**WRITTEN TASK**
Give the total number of lines with the word "position" in them, and no other words.

**SUPPLIED DATA**
┄┄┄┄┄┄

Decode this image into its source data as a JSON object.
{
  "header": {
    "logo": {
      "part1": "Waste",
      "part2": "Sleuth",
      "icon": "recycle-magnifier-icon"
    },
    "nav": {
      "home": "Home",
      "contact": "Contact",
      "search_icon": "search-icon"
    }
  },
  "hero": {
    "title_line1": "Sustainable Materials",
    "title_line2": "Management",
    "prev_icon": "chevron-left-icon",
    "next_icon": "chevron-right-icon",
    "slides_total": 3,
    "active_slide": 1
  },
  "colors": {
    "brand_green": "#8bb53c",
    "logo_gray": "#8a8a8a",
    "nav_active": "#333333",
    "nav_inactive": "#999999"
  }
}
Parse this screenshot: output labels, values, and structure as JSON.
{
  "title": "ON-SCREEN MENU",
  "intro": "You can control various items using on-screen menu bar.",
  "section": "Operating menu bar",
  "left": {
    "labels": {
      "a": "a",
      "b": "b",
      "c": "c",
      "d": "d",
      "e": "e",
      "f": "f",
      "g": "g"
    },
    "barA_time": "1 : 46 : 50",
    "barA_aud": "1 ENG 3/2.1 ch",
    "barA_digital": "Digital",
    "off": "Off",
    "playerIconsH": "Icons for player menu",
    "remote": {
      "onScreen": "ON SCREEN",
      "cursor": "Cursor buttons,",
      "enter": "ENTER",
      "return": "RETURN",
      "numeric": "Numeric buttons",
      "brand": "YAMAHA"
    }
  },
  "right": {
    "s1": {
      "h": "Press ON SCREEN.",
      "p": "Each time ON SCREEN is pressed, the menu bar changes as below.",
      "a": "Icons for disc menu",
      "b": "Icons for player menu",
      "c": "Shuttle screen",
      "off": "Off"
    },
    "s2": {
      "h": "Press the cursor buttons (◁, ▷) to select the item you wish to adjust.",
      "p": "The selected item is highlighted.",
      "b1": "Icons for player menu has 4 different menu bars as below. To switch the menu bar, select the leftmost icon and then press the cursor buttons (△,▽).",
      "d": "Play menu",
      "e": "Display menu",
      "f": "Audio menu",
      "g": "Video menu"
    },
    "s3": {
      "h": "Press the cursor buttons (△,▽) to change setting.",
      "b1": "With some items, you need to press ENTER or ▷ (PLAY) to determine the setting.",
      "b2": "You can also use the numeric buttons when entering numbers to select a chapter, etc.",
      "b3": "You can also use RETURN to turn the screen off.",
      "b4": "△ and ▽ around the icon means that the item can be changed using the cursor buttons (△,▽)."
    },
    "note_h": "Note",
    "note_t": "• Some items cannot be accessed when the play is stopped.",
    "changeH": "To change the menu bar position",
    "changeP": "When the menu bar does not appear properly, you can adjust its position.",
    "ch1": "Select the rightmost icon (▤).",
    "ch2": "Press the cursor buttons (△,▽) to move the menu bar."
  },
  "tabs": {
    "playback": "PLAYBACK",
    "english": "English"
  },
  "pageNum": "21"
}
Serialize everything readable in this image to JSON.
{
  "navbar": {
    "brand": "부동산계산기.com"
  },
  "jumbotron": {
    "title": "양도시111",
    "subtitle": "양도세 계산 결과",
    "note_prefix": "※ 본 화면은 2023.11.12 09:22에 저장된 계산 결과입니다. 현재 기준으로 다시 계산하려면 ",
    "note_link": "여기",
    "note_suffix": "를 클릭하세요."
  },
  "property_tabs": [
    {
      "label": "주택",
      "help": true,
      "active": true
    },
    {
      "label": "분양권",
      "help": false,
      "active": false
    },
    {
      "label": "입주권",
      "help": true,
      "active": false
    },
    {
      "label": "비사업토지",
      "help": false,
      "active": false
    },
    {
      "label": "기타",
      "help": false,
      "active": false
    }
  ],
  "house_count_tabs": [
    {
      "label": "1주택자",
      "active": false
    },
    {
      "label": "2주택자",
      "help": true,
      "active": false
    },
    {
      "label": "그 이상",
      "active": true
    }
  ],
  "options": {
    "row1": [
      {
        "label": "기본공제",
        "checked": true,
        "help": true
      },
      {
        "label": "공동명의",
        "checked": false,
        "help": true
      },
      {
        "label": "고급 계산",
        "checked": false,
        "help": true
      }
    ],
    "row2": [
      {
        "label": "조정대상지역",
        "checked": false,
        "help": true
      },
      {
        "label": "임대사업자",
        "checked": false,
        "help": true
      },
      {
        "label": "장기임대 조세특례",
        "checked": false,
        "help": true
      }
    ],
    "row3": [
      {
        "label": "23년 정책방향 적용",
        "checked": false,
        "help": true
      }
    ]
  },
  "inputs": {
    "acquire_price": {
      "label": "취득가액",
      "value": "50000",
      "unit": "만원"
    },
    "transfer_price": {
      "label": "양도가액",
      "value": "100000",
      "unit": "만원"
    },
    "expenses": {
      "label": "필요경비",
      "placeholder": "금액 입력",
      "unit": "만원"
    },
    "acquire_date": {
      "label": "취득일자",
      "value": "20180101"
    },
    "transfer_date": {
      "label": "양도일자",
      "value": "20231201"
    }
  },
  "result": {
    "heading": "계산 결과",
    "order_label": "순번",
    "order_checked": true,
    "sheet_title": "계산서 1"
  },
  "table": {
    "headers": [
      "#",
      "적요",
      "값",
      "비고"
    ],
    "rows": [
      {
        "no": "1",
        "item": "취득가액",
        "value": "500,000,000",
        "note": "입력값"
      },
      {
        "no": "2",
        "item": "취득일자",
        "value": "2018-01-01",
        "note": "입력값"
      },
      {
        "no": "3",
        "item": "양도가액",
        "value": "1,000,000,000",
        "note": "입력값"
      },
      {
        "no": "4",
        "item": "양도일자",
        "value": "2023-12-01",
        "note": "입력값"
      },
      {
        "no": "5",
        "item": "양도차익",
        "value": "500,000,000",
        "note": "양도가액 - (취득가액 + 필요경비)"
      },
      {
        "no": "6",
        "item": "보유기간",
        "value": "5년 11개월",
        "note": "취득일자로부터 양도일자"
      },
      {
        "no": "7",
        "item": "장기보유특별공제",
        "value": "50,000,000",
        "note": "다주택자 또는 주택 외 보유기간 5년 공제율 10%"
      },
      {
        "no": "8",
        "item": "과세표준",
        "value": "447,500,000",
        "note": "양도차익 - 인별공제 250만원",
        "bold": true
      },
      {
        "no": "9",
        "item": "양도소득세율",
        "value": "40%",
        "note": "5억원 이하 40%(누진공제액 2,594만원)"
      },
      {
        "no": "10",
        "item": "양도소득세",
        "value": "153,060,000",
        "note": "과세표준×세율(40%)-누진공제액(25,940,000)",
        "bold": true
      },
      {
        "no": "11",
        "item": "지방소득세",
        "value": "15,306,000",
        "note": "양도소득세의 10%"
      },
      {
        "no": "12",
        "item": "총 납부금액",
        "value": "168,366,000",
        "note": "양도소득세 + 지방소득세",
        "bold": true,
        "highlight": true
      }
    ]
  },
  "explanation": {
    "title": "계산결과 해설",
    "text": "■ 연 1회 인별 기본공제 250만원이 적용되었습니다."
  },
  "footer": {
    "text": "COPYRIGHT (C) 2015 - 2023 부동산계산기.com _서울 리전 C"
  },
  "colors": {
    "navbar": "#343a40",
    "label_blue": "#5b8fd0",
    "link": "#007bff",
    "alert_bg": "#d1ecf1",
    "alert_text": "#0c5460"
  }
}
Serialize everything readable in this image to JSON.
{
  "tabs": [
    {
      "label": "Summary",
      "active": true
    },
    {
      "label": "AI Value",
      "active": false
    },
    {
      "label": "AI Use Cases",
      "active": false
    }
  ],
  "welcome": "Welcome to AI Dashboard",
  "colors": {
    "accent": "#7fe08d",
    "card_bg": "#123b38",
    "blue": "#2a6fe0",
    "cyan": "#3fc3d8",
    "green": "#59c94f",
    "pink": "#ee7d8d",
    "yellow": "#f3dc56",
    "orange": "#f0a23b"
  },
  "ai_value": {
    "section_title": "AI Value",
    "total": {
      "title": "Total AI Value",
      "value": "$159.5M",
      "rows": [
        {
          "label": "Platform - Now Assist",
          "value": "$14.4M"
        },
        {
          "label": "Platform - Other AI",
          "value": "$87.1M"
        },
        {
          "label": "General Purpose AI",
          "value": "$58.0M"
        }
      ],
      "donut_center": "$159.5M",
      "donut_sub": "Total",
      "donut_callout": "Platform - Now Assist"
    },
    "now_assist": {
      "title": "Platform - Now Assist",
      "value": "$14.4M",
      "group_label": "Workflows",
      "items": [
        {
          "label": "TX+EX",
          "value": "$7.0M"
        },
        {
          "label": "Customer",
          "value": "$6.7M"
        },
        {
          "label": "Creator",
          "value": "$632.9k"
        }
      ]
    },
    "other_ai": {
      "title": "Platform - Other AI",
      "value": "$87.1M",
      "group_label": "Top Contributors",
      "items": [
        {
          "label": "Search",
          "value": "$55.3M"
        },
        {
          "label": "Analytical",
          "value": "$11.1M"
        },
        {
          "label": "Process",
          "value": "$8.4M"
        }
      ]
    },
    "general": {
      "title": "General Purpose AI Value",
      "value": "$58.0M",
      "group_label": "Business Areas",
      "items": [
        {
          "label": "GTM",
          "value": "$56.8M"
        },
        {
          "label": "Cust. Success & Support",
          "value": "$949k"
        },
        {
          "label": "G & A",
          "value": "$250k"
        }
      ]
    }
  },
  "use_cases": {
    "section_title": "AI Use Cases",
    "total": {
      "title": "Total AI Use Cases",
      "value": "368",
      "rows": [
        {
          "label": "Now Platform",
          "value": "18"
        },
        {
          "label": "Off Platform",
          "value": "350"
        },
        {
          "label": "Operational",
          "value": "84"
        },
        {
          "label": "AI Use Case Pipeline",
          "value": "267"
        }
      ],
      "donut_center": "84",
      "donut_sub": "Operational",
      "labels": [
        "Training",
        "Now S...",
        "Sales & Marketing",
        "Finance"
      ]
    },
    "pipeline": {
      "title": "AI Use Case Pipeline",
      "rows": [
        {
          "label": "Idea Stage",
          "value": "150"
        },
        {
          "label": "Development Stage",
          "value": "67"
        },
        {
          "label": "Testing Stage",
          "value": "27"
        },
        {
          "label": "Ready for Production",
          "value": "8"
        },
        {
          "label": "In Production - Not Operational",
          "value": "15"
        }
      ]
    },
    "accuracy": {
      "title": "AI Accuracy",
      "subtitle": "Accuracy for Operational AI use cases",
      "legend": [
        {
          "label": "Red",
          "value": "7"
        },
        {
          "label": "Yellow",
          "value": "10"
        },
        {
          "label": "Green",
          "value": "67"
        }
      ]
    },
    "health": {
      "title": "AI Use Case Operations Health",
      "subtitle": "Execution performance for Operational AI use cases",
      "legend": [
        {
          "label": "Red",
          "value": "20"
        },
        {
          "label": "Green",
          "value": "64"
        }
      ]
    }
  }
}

┄┄┄┄┄┄

**FINAL ANSWER**
2